* **Records to use**
-------------------------
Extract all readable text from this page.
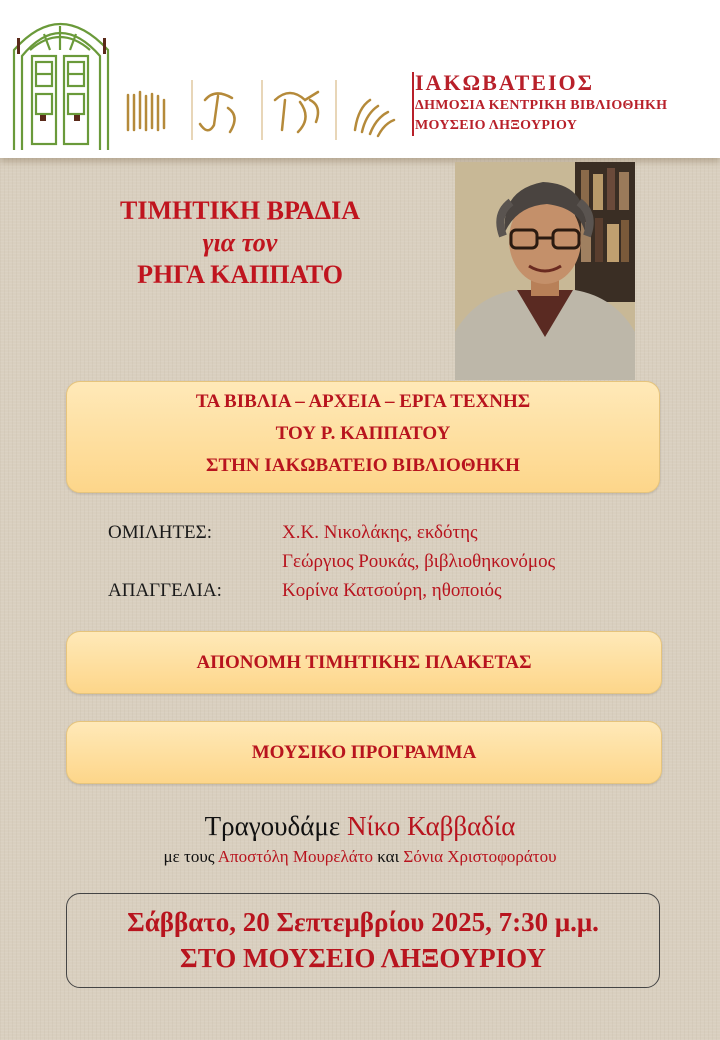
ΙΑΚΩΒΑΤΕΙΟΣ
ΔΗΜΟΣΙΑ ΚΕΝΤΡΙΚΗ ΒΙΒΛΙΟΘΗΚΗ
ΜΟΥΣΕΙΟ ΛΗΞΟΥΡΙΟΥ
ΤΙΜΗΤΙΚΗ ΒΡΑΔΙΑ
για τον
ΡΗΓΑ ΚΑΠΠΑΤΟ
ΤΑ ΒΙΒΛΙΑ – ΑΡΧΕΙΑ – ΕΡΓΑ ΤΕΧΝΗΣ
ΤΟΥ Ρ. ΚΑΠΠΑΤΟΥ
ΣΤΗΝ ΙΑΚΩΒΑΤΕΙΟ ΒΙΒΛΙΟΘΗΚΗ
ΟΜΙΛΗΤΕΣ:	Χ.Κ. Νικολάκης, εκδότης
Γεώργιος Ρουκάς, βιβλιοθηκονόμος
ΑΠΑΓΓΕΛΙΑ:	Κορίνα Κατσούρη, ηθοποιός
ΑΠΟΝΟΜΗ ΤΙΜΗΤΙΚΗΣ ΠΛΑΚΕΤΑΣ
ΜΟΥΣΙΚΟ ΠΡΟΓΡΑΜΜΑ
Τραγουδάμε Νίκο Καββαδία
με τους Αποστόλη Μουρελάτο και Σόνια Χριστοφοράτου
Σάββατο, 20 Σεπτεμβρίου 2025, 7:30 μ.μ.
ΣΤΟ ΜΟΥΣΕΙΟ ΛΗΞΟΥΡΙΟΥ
-------------------------
* **Exercise instructions**
Extract the full listing exactly, with the pictures left out.

* **Exercise result**
Extract all readable text from this page.
ΙΑΚΩΒΑΤΕΙΟΣ
ΔΗΜΟΣΙΑ ΚΕΝΤΡΙΚΗ ΒΙΒΛΙΟΘΗΚΗ
ΜΟΥΣΕΙΟ ΛΗΞΟΥΡΙΟΥ
ΤΙΜΗΤΙΚΗ ΒΡΑΔΙΑ
για τον
ΡΗΓΑ ΚΑΠΠΑΤΟ
ΤΑ ΒΙΒΛΙΑ – ΑΡΧΕΙΑ – ΕΡΓΑ ΤΕΧΝΗΣ
ΤΟΥ Ρ. ΚΑΠΠΑΤΟΥ
ΣΤΗΝ ΙΑΚΩΒΑΤΕΙΟ ΒΙΒΛΙΟΘΗΚΗ
ΟΜΙΛΗΤΕΣ:	Χ.Κ. Νικολάκης, εκδότης
Γεώργιος Ρουκάς, βιβλιοθηκονόμος
ΑΠΑΓΓΕΛΙΑ:	Κορίνα Κατσούρη, ηθοποιός
ΑΠΟΝΟΜΗ ΤΙΜΗΤΙΚΗΣ ΠΛΑΚΕΤΑΣ
ΜΟΥΣΙΚΟ ΠΡΟΓΡΑΜΜΑ
Τραγουδάμε Νίκο Καββαδία
με τους Αποστόλη Μουρελάτο και Σόνια Χριστοφοράτου
Σάββατο, 20 Σεπτεμβρίου 2025, 7:30 μ.μ.
ΣΤΟ ΜΟΥΣΕΙΟ ΛΗΞΟΥΡΙΟΥ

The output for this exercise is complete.